RECORDS —
+++++
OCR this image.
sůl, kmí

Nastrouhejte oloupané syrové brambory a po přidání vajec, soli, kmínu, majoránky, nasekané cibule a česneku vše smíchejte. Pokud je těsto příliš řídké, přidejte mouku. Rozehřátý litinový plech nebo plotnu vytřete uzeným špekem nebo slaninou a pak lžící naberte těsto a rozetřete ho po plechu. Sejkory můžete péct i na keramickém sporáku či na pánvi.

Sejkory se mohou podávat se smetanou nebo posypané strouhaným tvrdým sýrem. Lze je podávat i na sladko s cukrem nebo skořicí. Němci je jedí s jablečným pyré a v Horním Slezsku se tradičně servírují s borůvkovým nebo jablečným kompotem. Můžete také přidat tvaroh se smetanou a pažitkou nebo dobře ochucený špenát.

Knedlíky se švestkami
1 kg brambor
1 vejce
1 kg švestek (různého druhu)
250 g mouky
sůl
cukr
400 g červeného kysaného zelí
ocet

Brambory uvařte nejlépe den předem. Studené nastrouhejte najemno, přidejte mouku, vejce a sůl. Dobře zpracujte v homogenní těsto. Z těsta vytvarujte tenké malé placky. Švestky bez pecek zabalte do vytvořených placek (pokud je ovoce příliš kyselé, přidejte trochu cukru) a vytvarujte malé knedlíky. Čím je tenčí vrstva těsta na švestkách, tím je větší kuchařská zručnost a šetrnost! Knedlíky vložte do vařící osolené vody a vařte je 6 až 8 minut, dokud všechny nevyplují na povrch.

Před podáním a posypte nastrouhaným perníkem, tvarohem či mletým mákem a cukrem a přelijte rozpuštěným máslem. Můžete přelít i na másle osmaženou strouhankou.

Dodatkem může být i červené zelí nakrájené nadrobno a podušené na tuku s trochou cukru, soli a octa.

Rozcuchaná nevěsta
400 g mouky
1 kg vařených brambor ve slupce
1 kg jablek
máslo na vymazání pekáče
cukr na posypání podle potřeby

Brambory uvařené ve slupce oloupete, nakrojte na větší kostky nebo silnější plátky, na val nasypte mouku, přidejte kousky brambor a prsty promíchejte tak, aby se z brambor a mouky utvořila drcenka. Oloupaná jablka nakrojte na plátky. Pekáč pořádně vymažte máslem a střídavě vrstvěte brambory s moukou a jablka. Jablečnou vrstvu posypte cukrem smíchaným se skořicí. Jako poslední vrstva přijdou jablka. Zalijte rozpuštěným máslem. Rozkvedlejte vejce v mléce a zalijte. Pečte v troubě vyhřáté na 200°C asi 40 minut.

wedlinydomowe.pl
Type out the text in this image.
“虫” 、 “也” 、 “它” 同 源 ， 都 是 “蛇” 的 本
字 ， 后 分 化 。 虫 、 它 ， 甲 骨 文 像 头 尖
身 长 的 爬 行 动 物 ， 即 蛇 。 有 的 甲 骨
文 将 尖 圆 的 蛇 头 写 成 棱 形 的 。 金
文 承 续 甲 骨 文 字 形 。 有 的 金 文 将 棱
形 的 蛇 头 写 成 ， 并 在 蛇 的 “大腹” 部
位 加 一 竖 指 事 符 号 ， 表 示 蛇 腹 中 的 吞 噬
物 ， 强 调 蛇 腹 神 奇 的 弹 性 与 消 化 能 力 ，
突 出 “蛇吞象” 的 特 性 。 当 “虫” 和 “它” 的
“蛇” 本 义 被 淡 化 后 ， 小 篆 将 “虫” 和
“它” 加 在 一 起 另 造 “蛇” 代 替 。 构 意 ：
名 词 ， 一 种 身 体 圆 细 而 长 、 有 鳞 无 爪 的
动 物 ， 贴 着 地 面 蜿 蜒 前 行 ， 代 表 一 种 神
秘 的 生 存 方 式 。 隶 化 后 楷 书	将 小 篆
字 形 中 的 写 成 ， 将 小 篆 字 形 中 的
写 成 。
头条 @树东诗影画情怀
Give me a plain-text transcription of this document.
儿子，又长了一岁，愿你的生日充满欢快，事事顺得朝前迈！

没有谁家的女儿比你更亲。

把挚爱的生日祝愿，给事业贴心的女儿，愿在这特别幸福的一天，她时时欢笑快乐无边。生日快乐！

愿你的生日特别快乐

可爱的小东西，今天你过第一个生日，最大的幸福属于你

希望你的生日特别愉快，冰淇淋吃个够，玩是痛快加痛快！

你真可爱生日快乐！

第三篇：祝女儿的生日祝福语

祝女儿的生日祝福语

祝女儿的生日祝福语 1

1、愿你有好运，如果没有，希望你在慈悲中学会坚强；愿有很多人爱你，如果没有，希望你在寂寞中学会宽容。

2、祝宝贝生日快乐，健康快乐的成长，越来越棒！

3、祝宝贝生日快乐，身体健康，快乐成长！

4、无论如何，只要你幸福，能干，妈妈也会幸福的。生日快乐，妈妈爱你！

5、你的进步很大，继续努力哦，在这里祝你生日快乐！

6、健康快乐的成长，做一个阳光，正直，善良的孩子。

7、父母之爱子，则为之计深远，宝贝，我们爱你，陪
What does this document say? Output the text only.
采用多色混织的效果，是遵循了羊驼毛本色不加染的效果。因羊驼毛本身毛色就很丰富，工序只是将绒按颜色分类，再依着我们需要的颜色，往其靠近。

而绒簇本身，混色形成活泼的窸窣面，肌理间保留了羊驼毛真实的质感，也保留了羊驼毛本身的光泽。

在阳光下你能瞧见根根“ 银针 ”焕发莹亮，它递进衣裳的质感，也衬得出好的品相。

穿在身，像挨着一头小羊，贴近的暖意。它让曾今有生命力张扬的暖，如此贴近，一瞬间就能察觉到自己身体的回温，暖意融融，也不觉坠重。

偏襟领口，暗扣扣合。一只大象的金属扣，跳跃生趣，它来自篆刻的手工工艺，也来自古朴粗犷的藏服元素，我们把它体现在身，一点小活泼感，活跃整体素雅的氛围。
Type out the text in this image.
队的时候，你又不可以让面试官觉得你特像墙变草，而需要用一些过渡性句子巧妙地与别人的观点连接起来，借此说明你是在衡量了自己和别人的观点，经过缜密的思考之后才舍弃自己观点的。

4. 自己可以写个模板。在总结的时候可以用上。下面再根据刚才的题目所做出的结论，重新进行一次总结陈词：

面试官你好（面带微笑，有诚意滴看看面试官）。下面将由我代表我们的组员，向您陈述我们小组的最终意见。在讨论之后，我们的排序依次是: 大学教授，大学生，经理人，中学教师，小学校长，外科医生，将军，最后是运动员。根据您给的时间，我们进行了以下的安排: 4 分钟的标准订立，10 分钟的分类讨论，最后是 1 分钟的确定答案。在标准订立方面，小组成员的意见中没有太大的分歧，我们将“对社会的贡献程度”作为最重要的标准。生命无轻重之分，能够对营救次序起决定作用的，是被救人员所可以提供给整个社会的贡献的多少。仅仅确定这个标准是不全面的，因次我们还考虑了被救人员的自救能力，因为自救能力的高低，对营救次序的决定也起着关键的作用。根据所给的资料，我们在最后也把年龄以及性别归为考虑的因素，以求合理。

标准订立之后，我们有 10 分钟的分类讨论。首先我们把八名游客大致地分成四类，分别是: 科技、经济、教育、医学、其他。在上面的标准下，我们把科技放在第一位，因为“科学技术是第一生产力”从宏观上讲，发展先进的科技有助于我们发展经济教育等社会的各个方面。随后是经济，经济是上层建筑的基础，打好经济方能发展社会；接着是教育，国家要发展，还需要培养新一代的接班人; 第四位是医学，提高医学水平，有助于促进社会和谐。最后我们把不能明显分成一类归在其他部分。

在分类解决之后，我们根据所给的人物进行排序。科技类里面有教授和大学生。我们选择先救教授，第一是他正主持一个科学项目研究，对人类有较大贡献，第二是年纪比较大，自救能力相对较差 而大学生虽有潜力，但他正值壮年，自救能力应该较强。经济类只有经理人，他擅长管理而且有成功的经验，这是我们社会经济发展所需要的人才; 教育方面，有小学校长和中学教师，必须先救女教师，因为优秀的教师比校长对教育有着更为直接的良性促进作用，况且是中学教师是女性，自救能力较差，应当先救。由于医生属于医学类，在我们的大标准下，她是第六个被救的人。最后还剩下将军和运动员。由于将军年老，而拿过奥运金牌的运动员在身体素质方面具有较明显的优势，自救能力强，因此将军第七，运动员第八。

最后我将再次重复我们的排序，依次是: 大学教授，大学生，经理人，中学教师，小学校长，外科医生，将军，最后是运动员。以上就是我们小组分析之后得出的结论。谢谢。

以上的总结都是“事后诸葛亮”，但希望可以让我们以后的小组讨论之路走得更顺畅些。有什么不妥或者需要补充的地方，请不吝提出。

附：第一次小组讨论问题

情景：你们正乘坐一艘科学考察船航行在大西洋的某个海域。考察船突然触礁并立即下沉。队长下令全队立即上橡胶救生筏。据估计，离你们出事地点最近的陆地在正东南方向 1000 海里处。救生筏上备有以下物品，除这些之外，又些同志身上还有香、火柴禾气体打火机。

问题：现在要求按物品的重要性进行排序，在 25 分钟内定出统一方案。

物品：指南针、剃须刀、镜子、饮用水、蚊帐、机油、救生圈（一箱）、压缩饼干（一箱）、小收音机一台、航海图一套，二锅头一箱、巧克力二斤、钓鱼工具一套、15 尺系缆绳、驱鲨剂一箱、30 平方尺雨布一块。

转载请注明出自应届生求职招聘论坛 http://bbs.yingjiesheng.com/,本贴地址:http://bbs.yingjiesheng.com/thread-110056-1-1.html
+++++
DIRECTIVE — List each line of the records that holds the string "cukru".

EXPECTED ANSWER —
Brambory uvařte nejlépe den předem. Studené nastrouhejte najemno, přidejte mouku, vejce a sůl. Dobře zpracujte v homogenní těsto. Z těsta vytvarujte tenké malé placky. Švestky bez pecek zabalte do vytvořených placek (pokud je ovoce příliš kyselé, přidejte trochu cukru) a vytvarujte malé knedlíky. Čím je tenčí vrstva těsta na švestkách, tím je větší kuchařská zručnost a šetrnost! Knedlíky vložte do vařící osolené vody a vařte je 6 až 8 minut, dokud všechny nevyplují na povrch.
Dodatkem může být i červené zelí nakrájené nadrobno a podušené na tuku s trochou cukru, soli a octa.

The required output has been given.